Job: Would you pull out every line of the material that contains the string "STATION"?

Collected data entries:
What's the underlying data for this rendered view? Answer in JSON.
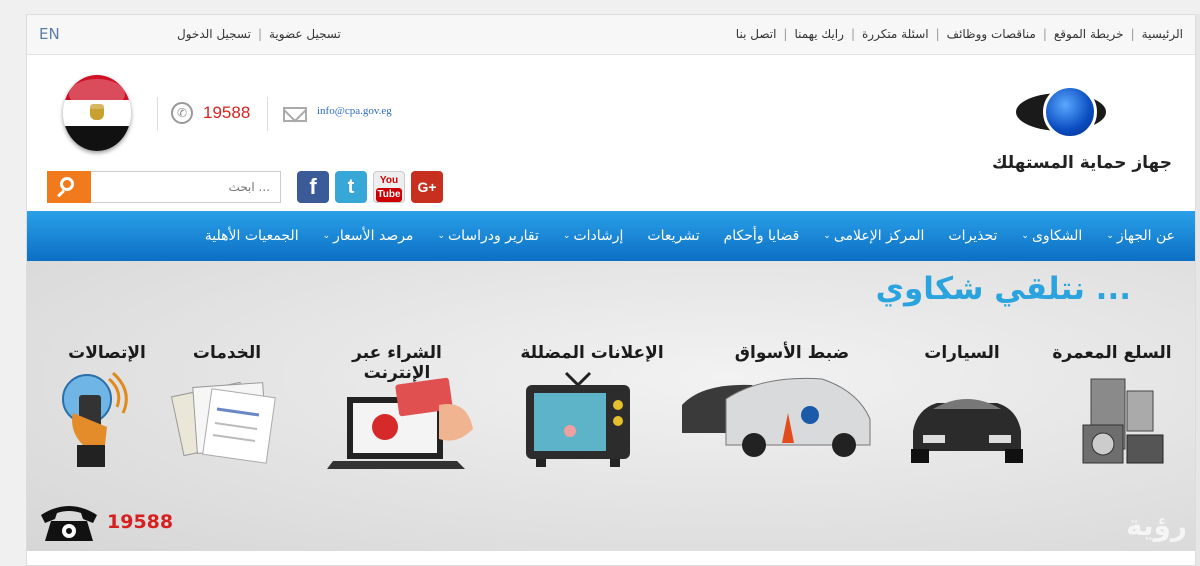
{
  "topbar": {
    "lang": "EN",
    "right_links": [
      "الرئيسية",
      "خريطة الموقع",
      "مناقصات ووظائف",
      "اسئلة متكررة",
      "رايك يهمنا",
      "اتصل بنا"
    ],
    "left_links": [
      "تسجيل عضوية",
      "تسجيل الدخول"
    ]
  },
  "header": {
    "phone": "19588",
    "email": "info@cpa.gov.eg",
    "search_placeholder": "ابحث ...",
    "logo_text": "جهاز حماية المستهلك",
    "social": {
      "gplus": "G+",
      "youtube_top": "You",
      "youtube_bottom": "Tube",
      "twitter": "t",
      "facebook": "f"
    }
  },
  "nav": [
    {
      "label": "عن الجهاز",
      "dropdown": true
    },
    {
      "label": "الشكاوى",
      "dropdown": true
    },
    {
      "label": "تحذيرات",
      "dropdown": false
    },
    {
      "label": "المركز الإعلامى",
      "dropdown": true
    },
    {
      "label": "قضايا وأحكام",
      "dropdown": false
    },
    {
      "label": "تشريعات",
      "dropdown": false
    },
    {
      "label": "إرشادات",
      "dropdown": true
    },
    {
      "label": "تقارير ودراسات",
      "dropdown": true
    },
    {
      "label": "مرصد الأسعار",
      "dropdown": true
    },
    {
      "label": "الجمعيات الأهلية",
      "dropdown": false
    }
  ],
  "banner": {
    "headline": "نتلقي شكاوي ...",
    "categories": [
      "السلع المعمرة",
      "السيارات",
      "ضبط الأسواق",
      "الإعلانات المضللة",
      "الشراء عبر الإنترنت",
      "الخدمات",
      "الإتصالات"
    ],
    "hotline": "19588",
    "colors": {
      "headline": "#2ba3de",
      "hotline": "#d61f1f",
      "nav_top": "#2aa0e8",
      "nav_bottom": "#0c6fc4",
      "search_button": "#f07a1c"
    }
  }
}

...

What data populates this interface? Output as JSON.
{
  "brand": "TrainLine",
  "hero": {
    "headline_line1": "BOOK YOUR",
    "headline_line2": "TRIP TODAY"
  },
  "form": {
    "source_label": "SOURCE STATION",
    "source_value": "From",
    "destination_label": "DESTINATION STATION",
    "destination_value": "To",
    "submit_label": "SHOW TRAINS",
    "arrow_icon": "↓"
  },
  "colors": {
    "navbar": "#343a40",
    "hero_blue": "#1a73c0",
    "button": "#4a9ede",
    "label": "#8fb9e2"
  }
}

Task response:
    "source_label": "SOURCE STATION",
    "destination_label": "DESTINATION STATION",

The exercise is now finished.